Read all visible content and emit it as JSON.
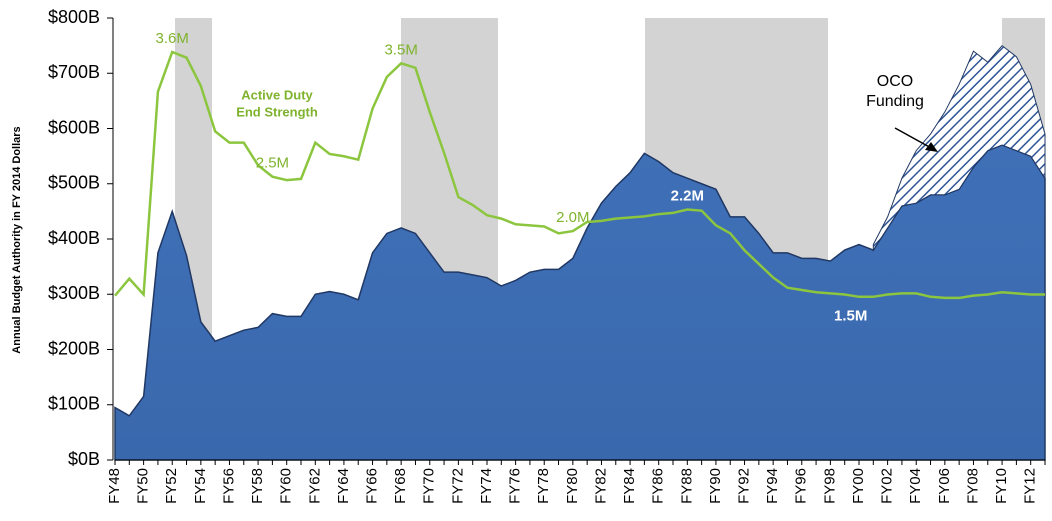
{
  "chart_data": {
    "type": "stacked_area_line",
    "y_label": "Annual Budget Authority in FY 2014 Dollars",
    "categories": [
      "FY48",
      null,
      "FY50",
      null,
      "FY52",
      null,
      "FY54",
      null,
      "FY56",
      null,
      "FY58",
      null,
      "FY60",
      null,
      "FY62",
      null,
      "FY64",
      null,
      "FY66",
      null,
      "FY68",
      null,
      "FY70",
      null,
      "FY72",
      null,
      "FY74",
      null,
      "FY76",
      null,
      "FY78",
      null,
      "FY80",
      null,
      "FY82",
      null,
      "FY84",
      null,
      "FY86",
      null,
      "FY88",
      null,
      "FY90",
      null,
      "FY92",
      null,
      "FY94",
      null,
      "FY96",
      null,
      "FY98",
      null,
      "FY00",
      null,
      "FY02",
      null,
      "FY04",
      null,
      "FY06",
      null,
      "FY08",
      null,
      "FY10",
      null,
      "FY12",
      null
    ],
    "ylim": [
      0,
      800
    ],
    "yticks": [
      {
        "value": 0,
        "label": "$0B"
      },
      {
        "value": 100,
        "label": "$100B"
      },
      {
        "value": 200,
        "label": "$200B"
      },
      {
        "value": 300,
        "label": "$300B"
      },
      {
        "value": 400,
        "label": "$400B"
      },
      {
        "value": 500,
        "label": "$500B"
      },
      {
        "value": 600,
        "label": "$600B"
      },
      {
        "value": 700,
        "label": "$700B"
      },
      {
        "value": 800,
        "label": "$800B"
      }
    ],
    "y2lim": [
      0,
      3.9
    ],
    "series": [
      {
        "kind": "area",
        "color": "#3d6db3",
        "values": [
          95,
          80,
          115,
          375,
          450,
          370,
          250,
          215,
          225,
          235,
          240,
          265,
          260,
          260,
          300,
          305,
          300,
          290,
          375,
          410,
          420,
          410,
          375,
          340,
          340,
          335,
          330,
          315,
          325,
          340,
          345,
          345,
          365,
          420,
          465,
          495,
          520,
          555,
          540,
          520,
          510,
          500,
          490,
          440,
          440,
          410,
          375,
          375,
          365,
          365,
          360,
          380,
          390,
          380,
          420,
          460,
          465,
          480,
          480,
          490,
          530,
          560,
          570,
          560,
          550,
          510
        ]
      },
      {
        "kind": "hatched",
        "color": "#2f5597",
        "values": [
          null,
          null,
          null,
          null,
          null,
          null,
          null,
          null,
          null,
          null,
          null,
          null,
          null,
          null,
          null,
          null,
          null,
          null,
          null,
          null,
          null,
          null,
          null,
          null,
          null,
          null,
          null,
          null,
          null,
          null,
          null,
          null,
          null,
          null,
          null,
          null,
          null,
          null,
          null,
          null,
          null,
          null,
          null,
          null,
          null,
          null,
          null,
          null,
          null,
          null,
          null,
          null,
          null,
          10,
          20,
          50,
          95,
          110,
          150,
          190,
          210,
          160,
          180,
          170,
          130,
          80
        ]
      },
      {
        "kind": "line",
        "axis": "y2",
        "color": "#8cc63f",
        "values": [
          1.45,
          1.6,
          1.46,
          3.25,
          3.6,
          3.55,
          3.3,
          2.9,
          2.8,
          2.8,
          2.6,
          2.5,
          2.47,
          2.48,
          2.8,
          2.7,
          2.68,
          2.65,
          3.1,
          3.38,
          3.5,
          3.46,
          3.07,
          2.71,
          2.32,
          2.25,
          2.16,
          2.13,
          2.08,
          2.07,
          2.06,
          2.0,
          2.02,
          2.1,
          2.11,
          2.13,
          2.14,
          2.15,
          2.17,
          2.18,
          2.21,
          2.2,
          2.07,
          2.0,
          1.85,
          1.73,
          1.61,
          1.52,
          1.5,
          1.48,
          1.47,
          1.46,
          1.44,
          1.44,
          1.46,
          1.47,
          1.47,
          1.44,
          1.43,
          1.43,
          1.45,
          1.46,
          1.48,
          1.47,
          1.46,
          1.46
        ],
        "value_labels": [
          null,
          null,
          null,
          null,
          "3.6M",
          null,
          null,
          null,
          null,
          null,
          null,
          "2.5M",
          null,
          null,
          null,
          null,
          null,
          null,
          null,
          null,
          "3.5M",
          null,
          null,
          null,
          null,
          null,
          null,
          null,
          null,
          null,
          null,
          null,
          "2.0M",
          null,
          null,
          null,
          null,
          null,
          null,
          null,
          "2.2M",
          null,
          null,
          null,
          null,
          null,
          null,
          null,
          null,
          null,
          null,
          "1.5M",
          null,
          null,
          null,
          null,
          null,
          null,
          null,
          null,
          null,
          null,
          null,
          null,
          null,
          null
        ]
      }
    ],
    "annotations": [
      {
        "lines": [
          "Active Duty",
          "End Strength"
        ]
      },
      {
        "lines": [
          "OCO",
          "Funding"
        ]
      }
    ]
  }
}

Goal :: Print all of the entries word for word. Skip any images they contain.

Task answer ::
Read all visible content and emit it as JSON.
{
  "chart_data": {
    "type": "stacked_area_line",
    "y_label": "Annual Budget Authority in FY 2014 Dollars",
    "categories": [
      "FY48",
      null,
      "FY50",
      null,
      "FY52",
      null,
      "FY54",
      null,
      "FY56",
      null,
      "FY58",
      null,
      "FY60",
      null,
      "FY62",
      null,
      "FY64",
      null,
      "FY66",
      null,
      "FY68",
      null,
      "FY70",
      null,
      "FY72",
      null,
      "FY74",
      null,
      "FY76",
      null,
      "FY78",
      null,
      "FY80",
      null,
      "FY82",
      null,
      "FY84",
      null,
      "FY86",
      null,
      "FY88",
      null,
      "FY90",
      null,
      "FY92",
      null,
      "FY94",
      null,
      "FY96",
      null,
      "FY98",
      null,
      "FY00",
      null,
      "FY02",
      null,
      "FY04",
      null,
      "FY06",
      null,
      "FY08",
      null,
      "FY10",
      null,
      "FY12",
      null
    ],
    "ylim": [
      0,
      800
    ],
    "yticks": [
      {
        "value": 0,
        "label": "$0B"
      },
      {
        "value": 100,
        "label": "$100B"
      },
      {
        "value": 200,
        "label": "$200B"
      },
      {
        "value": 300,
        "label": "$300B"
      },
      {
        "value": 400,
        "label": "$400B"
      },
      {
        "value": 500,
        "label": "$500B"
      },
      {
        "value": 600,
        "label": "$600B"
      },
      {
        "value": 700,
        "label": "$700B"
      },
      {
        "value": 800,
        "label": "$800B"
      }
    ],
    "y2lim": [
      0,
      3.9
    ],
    "series": [
      {
        "kind": "area",
        "color": "#3d6db3",
        "values": [
          95,
          80,
          115,
          375,
          450,
          370,
          250,
          215,
          225,
          235,
          240,
          265,
          260,
          260,
          300,
          305,
          300,
          290,
          375,
          410,
          420,
          410,
          375,
          340,
          340,
          335,
          330,
          315,
          325,
          340,
          345,
          345,
          365,
          420,
          465,
          495,
          520,
          555,
          540,
          520,
          510,
          500,
          490,
          440,
          440,
          410,
          375,
          375,
          365,
          365,
          360,
          380,
          390,
          380,
          420,
          460,
          465,
          480,
          480,
          490,
          530,
          560,
          570,
          560,
          550,
          510
        ]
      },
      {
        "kind": "hatched",
        "color": "#2f5597",
        "values": [
          null,
          null,
          null,
          null,
          null,
          null,
          null,
          null,
          null,
          null,
          null,
          null,
          null,
          null,
          null,
          null,
          null,
          null,
          null,
          null,
          null,
          null,
          null,
          null,
          null,
          null,
          null,
          null,
          null,
          null,
          null,
          null,
          null,
          null,
          null,
          null,
          null,
          null,
          null,
          null,
          null,
          null,
          null,
          null,
          null,
          null,
          null,
          null,
          null,
          null,
          null,
          null,
          null,
          10,
          20,
          50,
          95,
          110,
          150,
          190,
          210,
          160,
          180,
          170,
          130,
          80
        ]
      },
      {
        "kind": "line",
        "axis": "y2",
        "color": "#8cc63f",
        "values": [
          1.45,
          1.6,
          1.46,
          3.25,
          3.6,
          3.55,
          3.3,
          2.9,
          2.8,
          2.8,
          2.6,
          2.5,
          2.47,
          2.48,
          2.8,
          2.7,
          2.68,
          2.65,
          3.1,
          3.38,
          3.5,
          3.46,
          3.07,
          2.71,
          2.32,
          2.25,
          2.16,
          2.13,
          2.08,
          2.07,
          2.06,
          2.0,
          2.02,
          2.1,
          2.11,
          2.13,
          2.14,
          2.15,
          2.17,
          2.18,
          2.21,
          2.2,
          2.07,
          2.0,
          1.85,
          1.73,
          1.61,
          1.52,
          1.5,
          1.48,
          1.47,
          1.46,
          1.44,
          1.44,
          1.46,
          1.47,
          1.47,
          1.44,
          1.43,
          1.43,
          1.45,
          1.46,
          1.48,
          1.47,
          1.46,
          1.46
        ],
        "value_labels": [
          null,
          null,
          null,
          null,
          "3.6M",
          null,
          null,
          null,
          null,
          null,
          null,
          "2.5M",
          null,
          null,
          null,
          null,
          null,
          null,
          null,
          null,
          "3.5M",
          null,
          null,
          null,
          null,
          null,
          null,
          null,
          null,
          null,
          null,
          null,
          "2.0M",
          null,
          null,
          null,
          null,
          null,
          null,
          null,
          "2.2M",
          null,
          null,
          null,
          null,
          null,
          null,
          null,
          null,
          null,
          null,
          "1.5M",
          null,
          null,
          null,
          null,
          null,
          null,
          null,
          null,
          null,
          null,
          null,
          null,
          null,
          null
        ]
      }
    ],
    "annotations": [
      {
        "lines": [
          "Active Duty",
          "End Strength"
        ]
      },
      {
        "lines": [
          "OCO",
          "Funding"
        ]
      }
    ]
  }
}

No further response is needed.